##### Available data #####

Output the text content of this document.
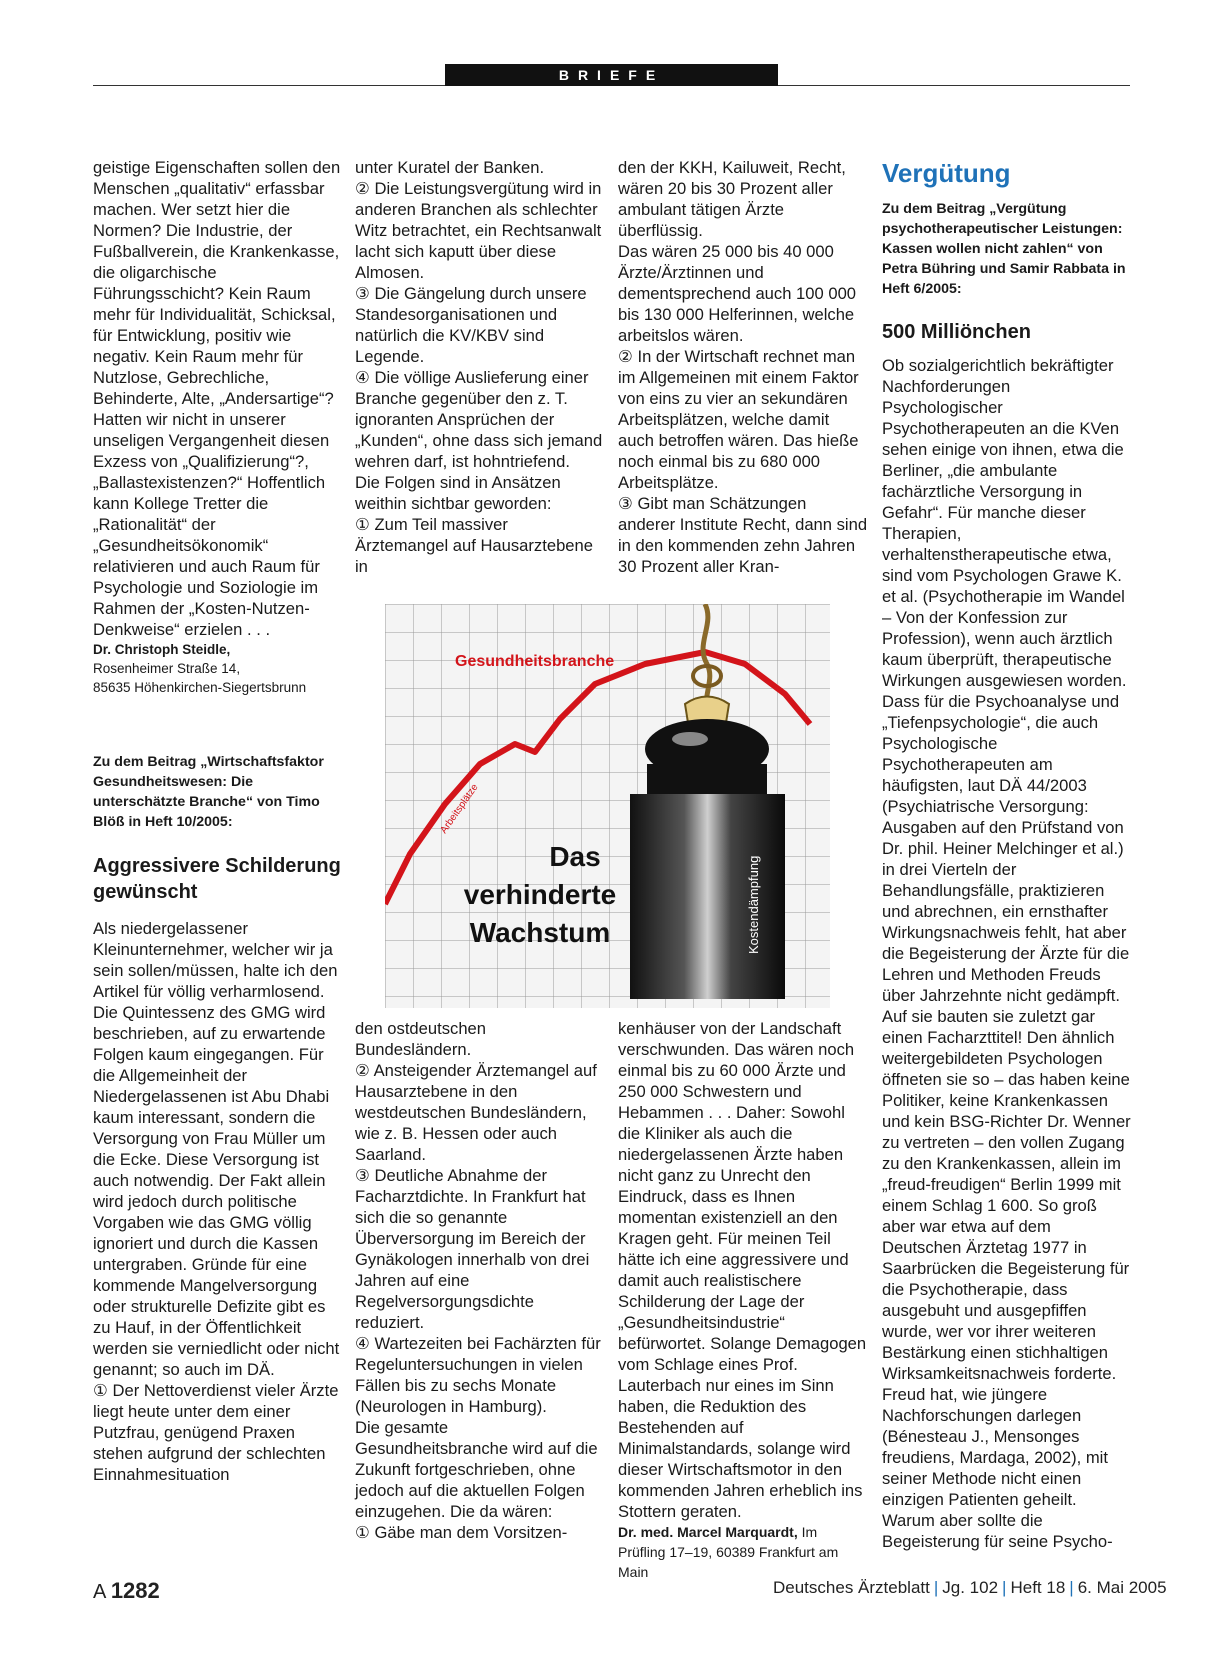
BRIEFE

geistige Eigenschaften sollen den Menschen „qualitativ“ erfassbar machen. Wer setzt hier die Normen? Die Industrie, der Fußballverein, die Krankenkasse, die oligarchische Führungsschicht? Kein Raum mehr für Individualität, Schicksal, für Entwicklung, positiv wie negativ. Kein Raum mehr für Nutzlose, Gebrechliche, Behinderte, Alte, „Andersartige“? Hatten wir nicht in unserer unseligen Vergangenheit diesen Exzess von „Qualifizierung“?, „Ballastexistenzen?“ Hoffentlich kann Kollege Tretter die „Rationalität“ der „Gesundheitsökonomik“ relativieren und auch Raum für Psychologie und Soziologie im Rahmen der „Kosten-Nutzen-Denkweise“ erzielen . . .

Dr. Christoph Steidle,
Rosenheimer Straße 14,
85635 Höhenkirchen-Siegertsbrunn
Zu dem Beitrag „Wirtschaftsfaktor Gesundheitswesen: Die unterschätzte Branche“ von Timo Blöß in Heft 10/2005:
Aggressivere Schilderung gewünscht

Als niedergelassener Kleinunternehmer, welcher wir ja sein sollen/müssen, halte ich den Artikel für völlig verharmlosend. Die Quintessenz des GMG wird beschrieben, auf zu erwartende Folgen kaum eingegangen. Für die Allgemeinheit der Niedergelassenen ist Abu Dhabi kaum interessant, sondern die Versorgung von Frau Müller um die Ecke. Diese Versorgung ist auch notwendig. Der Fakt allein wird jedoch durch politische Vorgaben wie das GMG völlig ignoriert und durch die Kassen untergraben. Gründe für eine kommende Mangelversorgung oder strukturelle Defizite gibt es zu Hauf, in der Öffentlichkeit werden sie verniedlicht oder nicht genannt; so auch im DÄ.

① Der Nettoverdienst vieler Ärzte liegt heute unter dem einer Putzfrau, genügend Praxen stehen aufgrund der schlechten Einnahmesituation

unter Kuratel der Banken.

② Die Leistungsvergütung wird in anderen Branchen als schlechter Witz betrachtet, ein Rechtsanwalt lacht sich kaputt über diese Almosen.

③ Die Gängelung durch unsere Standesorganisationen und natürlich die KV/KBV sind Legende.

④ Die völlige Auslieferung einer Branche gegenüber den z. T. ignoranten Ansprüchen der „Kunden“, ohne dass sich jemand wehren darf, ist hohntriefend.

Die Folgen sind in Ansätzen weithin sichtbar geworden:

① Zum Teil massiver Ärztemangel auf Hausarztebene in

den ostdeutschen Bundesländern.

② Ansteigender Ärztemangel auf Hausarztebene in den westdeutschen Bundesländern, wie z. B. Hessen oder auch Saarland.

③ Deutliche Abnahme der Facharztdichte. In Frankfurt hat sich die so genannte Überversorgung im Bereich der Gynäkologen innerhalb von drei Jahren auf eine Regelversorgungsdichte reduziert.

④ Wartezeiten bei Fachärzten für Regeluntersuchungen in vielen Fällen bis zu sechs Monate (Neurologen in Hamburg).

Die gesamte Gesundheitsbranche wird auf die Zukunft fortgeschrieben, ohne jedoch auf die aktuellen Folgen einzugehen. Die da wären:

① Gäbe man dem Vorsitzen-

den der KKH, Kailuweit, Recht, wären 20 bis 30 Prozent aller ambulant tätigen Ärzte überflüssig.

Das wären 25 000 bis 40 000 Ärzte/Ärztinnen und dementsprechend auch 100 000 bis 130 000 Helferinnen, welche arbeitslos wären.

② In der Wirtschaft rechnet man im Allgemeinen mit einem Faktor von eins zu vier an sekundären Arbeitsplätzen, welche damit auch betroffen wären. Das hieße noch einmal bis zu 680 000 Arbeitsplätze.

③ Gibt man Schätzungen anderer Institute Recht, dann sind in den kommenden zehn Jahren 30 Prozent aller Kran-

kenhäuser von der Landschaft verschwunden. Das wären noch einmal bis zu 60 000 Ärzte und 250 000 Schwestern und Hebammen . . . Daher: Sowohl die Kliniker als auch die niedergelassenen Ärzte haben nicht ganz zu Unrecht den Eindruck, dass es Ihnen momentan existenziell an den Kragen geht. Für meinen Teil hätte ich eine aggressivere und damit auch realistischere Schilderung der Lage der „Gesundheitsindustrie“ befürwortet. Solange Demagogen vom Schlage eines Prof. Lauterbach nur eines im Sinn haben, die Reduktion des Bestehenden auf Minimalstandards, solange wird dieser Wirtschaftsmotor in den kommenden Jahren erheblich ins Stottern geraten.

Dr. med. Marcel Marquardt, Im Prüfling 17–19, 60389 Frankfurt am Main

Vergütung
Zu dem Beitrag „Vergütung psychotherapeutischer Leistungen: Kassen wollen nicht zahlen“ von Petra Bühring und Samir Rabbata in Heft 6/2005:
500 Milliönchen

Ob sozialgerichtlich bekräftigter Nachforderungen Psychologischer Psychotherapeuten an die KVen sehen einige von ihnen, etwa die Berliner, „die ambulante fachärztliche Versorgung in Gefahr“. Für manche dieser Therapien, verhaltenstherapeutische etwa, sind vom Psychologen Grawe K. et al. (Psychotherapie im Wandel – Von der Konfession zur Profession), wenn auch ärztlich kaum überprüft, therapeutische Wirkungen ausgewiesen worden. Dass für die Psychoanalyse und „Tiefenpsychologie“, die auch Psychologische Psychotherapeuten am häufigsten, laut DÄ 44/2003 (Psychiatrische Versorgung: Ausgaben auf den Prüfstand von Dr. phil. Heiner Melchinger et al.) in drei Vierteln der Behandlungsfälle, praktizieren und abrechnen, ein ernsthafter Wirkungsnachweis fehlt, hat aber die Begeisterung der Ärzte für die Lehren und Methoden Freuds über Jahrzehnte nicht gedämpft. Auf sie bauten sie zuletzt gar einen Facharzttitel! Den ähnlich weitergebildeten Psychologen öffneten sie so – das haben keine Politiker, keine Krankenkassen und kein BSG-Richter Dr. Wenner zu vertreten – den vollen Zugang zu den Krankenkassen, allein im „freud-freudigen“ Berlin 1999 mit einem Schlag 1 600. So groß aber war etwa auf dem Deutschen Ärztetag 1977 in Saarbrücken die Begeisterung für die Psychotherapie, dass ausgebuht und ausgepfiffen wurde, wer vor ihrer weiteren Bestärkung einen stichhaltigen Wirksamkeitsnachweis forderte. Freud hat, wie jüngere Nachforschungen darlegen (Bénesteau J., Mensonges freudiens, Mardaga, 2002), mit seiner Methode nicht einen einzigen Patienten geheilt. Warum aber sollte die Begeisterung für seine Psycho-

Gesundheitsbranche
Arbeitsplätze
Kostendämpfung
Das
verhinderte
Wachstum
A 1282	Deutsches Ärzteblatt | Jg. 102 | Heft 18 | 6. Mai 2005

#####

:: Given request ::
Print each of the records above exactly as written, leaving no picture in the copy.

:: Solution ::
Output the text content of this document.
BRIEFE

geistige Eigenschaften sollen den Menschen „qualitativ“ erfassbar machen. Wer setzt hier die Normen? Die Industrie, der Fußballverein, die Krankenkasse, die oligarchische Führungsschicht? Kein Raum mehr für Individualität, Schicksal, für Entwicklung, positiv wie negativ. Kein Raum mehr für Nutzlose, Gebrechliche, Behinderte, Alte, „Andersartige“? Hatten wir nicht in unserer unseligen Vergangenheit diesen Exzess von „Qualifizierung“?, „Ballastexistenzen?“ Hoffentlich kann Kollege Tretter die „Rationalität“ der „Gesundheitsökonomik“ relativieren und auch Raum für Psychologie und Soziologie im Rahmen der „Kosten-Nutzen-Denkweise“ erzielen . . .

Dr. Christoph Steidle,
Rosenheimer Straße 14,
85635 Höhenkirchen-Siegertsbrunn
Zu dem Beitrag „Wirtschaftsfaktor Gesundheitswesen: Die unterschätzte Branche“ von Timo Blöß in Heft 10/2005:
Aggressivere Schilderung gewünscht

Als niedergelassener Kleinunternehmer, welcher wir ja sein sollen/müssen, halte ich den Artikel für völlig verharmlosend. Die Quintessenz des GMG wird beschrieben, auf zu erwartende Folgen kaum eingegangen. Für die Allgemeinheit der Niedergelassenen ist Abu Dhabi kaum interessant, sondern die Versorgung von Frau Müller um die Ecke. Diese Versorgung ist auch notwendig. Der Fakt allein wird jedoch durch politische Vorgaben wie das GMG völlig ignoriert und durch die Kassen untergraben. Gründe für eine kommende Mangelversorgung oder strukturelle Defizite gibt es zu Hauf, in der Öffentlichkeit werden sie verniedlicht oder nicht genannt; so auch im DÄ.

① Der Nettoverdienst vieler Ärzte liegt heute unter dem einer Putzfrau, genügend Praxen stehen aufgrund der schlechten Einnahmesituation

unter Kuratel der Banken.

② Die Leistungsvergütung wird in anderen Branchen als schlechter Witz betrachtet, ein Rechtsanwalt lacht sich kaputt über diese Almosen.

③ Die Gängelung durch unsere Standesorganisationen und natürlich die KV/KBV sind Legende.

④ Die völlige Auslieferung einer Branche gegenüber den z. T. ignoranten Ansprüchen der „Kunden“, ohne dass sich jemand wehren darf, ist hohntriefend.

Die Folgen sind in Ansätzen weithin sichtbar geworden:

① Zum Teil massiver Ärztemangel auf Hausarztebene in

den ostdeutschen Bundesländern.

② Ansteigender Ärztemangel auf Hausarztebene in den westdeutschen Bundesländern, wie z. B. Hessen oder auch Saarland.

③ Deutliche Abnahme der Facharztdichte. In Frankfurt hat sich die so genannte Überversorgung im Bereich der Gynäkologen innerhalb von drei Jahren auf eine Regelversorgungsdichte reduziert.

④ Wartezeiten bei Fachärzten für Regeluntersuchungen in vielen Fällen bis zu sechs Monate (Neurologen in Hamburg).

Die gesamte Gesundheitsbranche wird auf die Zukunft fortgeschrieben, ohne jedoch auf die aktuellen Folgen einzugehen. Die da wären:

① Gäbe man dem Vorsitzen-

den der KKH, Kailuweit, Recht, wären 20 bis 30 Prozent aller ambulant tätigen Ärzte überflüssig.

Das wären 25 000 bis 40 000 Ärzte/Ärztinnen und dementsprechend auch 100 000 bis 130 000 Helferinnen, welche arbeitslos wären.

② In der Wirtschaft rechnet man im Allgemeinen mit einem Faktor von eins zu vier an sekundären Arbeitsplätzen, welche damit auch betroffen wären. Das hieße noch einmal bis zu 680 000 Arbeitsplätze.

③ Gibt man Schätzungen anderer Institute Recht, dann sind in den kommenden zehn Jahren 30 Prozent aller Kran-

kenhäuser von der Landschaft verschwunden. Das wären noch einmal bis zu 60 000 Ärzte und 250 000 Schwestern und Hebammen . . . Daher: Sowohl die Kliniker als auch die niedergelassenen Ärzte haben nicht ganz zu Unrecht den Eindruck, dass es Ihnen momentan existenziell an den Kragen geht. Für meinen Teil hätte ich eine aggressivere und damit auch realistischere Schilderung der Lage der „Gesundheitsindustrie“ befürwortet. Solange Demagogen vom Schlage eines Prof. Lauterbach nur eines im Sinn haben, die Reduktion des Bestehenden auf Minimalstandards, solange wird dieser Wirtschaftsmotor in den kommenden Jahren erheblich ins Stottern geraten.

Dr. med. Marcel Marquardt, Im Prüfling 17–19, 60389 Frankfurt am Main

Vergütung
Zu dem Beitrag „Vergütung psychotherapeutischer Leistungen: Kassen wollen nicht zahlen“ von Petra Bühring und Samir Rabbata in Heft 6/2005:
500 Milliönchen

Ob sozialgerichtlich bekräftigter Nachforderungen Psychologischer Psychotherapeuten an die KVen sehen einige von ihnen, etwa die Berliner, „die ambulante fachärztliche Versorgung in Gefahr“. Für manche dieser Therapien, verhaltenstherapeutische etwa, sind vom Psychologen Grawe K. et al. (Psychotherapie im Wandel – Von der Konfession zur Profession), wenn auch ärztlich kaum überprüft, therapeutische Wirkungen ausgewiesen worden. Dass für die Psychoanalyse und „Tiefenpsychologie“, die auch Psychologische Psychotherapeuten am häufigsten, laut DÄ 44/2003 (Psychiatrische Versorgung: Ausgaben auf den Prüfstand von Dr. phil. Heiner Melchinger et al.) in drei Vierteln der Behandlungsfälle, praktizieren und abrechnen, ein ernsthafter Wirkungsnachweis fehlt, hat aber die Begeisterung der Ärzte für die Lehren und Methoden Freuds über Jahrzehnte nicht gedämpft. Auf sie bauten sie zuletzt gar einen Facharzttitel! Den ähnlich weitergebildeten Psychologen öffneten sie so – das haben keine Politiker, keine Krankenkassen und kein BSG-Richter Dr. Wenner zu vertreten – den vollen Zugang zu den Krankenkassen, allein im „freud-freudigen“ Berlin 1999 mit einem Schlag 1 600. So groß aber war etwa auf dem Deutschen Ärztetag 1977 in Saarbrücken die Begeisterung für die Psychotherapie, dass ausgebuht und ausgepfiffen wurde, wer vor ihrer weiteren Bestärkung einen stichhaltigen Wirksamkeitsnachweis forderte. Freud hat, wie jüngere Nachforschungen darlegen (Bénesteau J., Mensonges freudiens, Mardaga, 2002), mit seiner Methode nicht einen einzigen Patienten geheilt. Warum aber sollte die Begeisterung für seine Psycho-

Gesundheitsbranche
Arbeitsplätze
Kostendämpfung
Das
verhinderte
Wachstum
A 1282	Deutsches Ärzteblatt | Jg. 102 | Heft 18 | 6. Mai 2005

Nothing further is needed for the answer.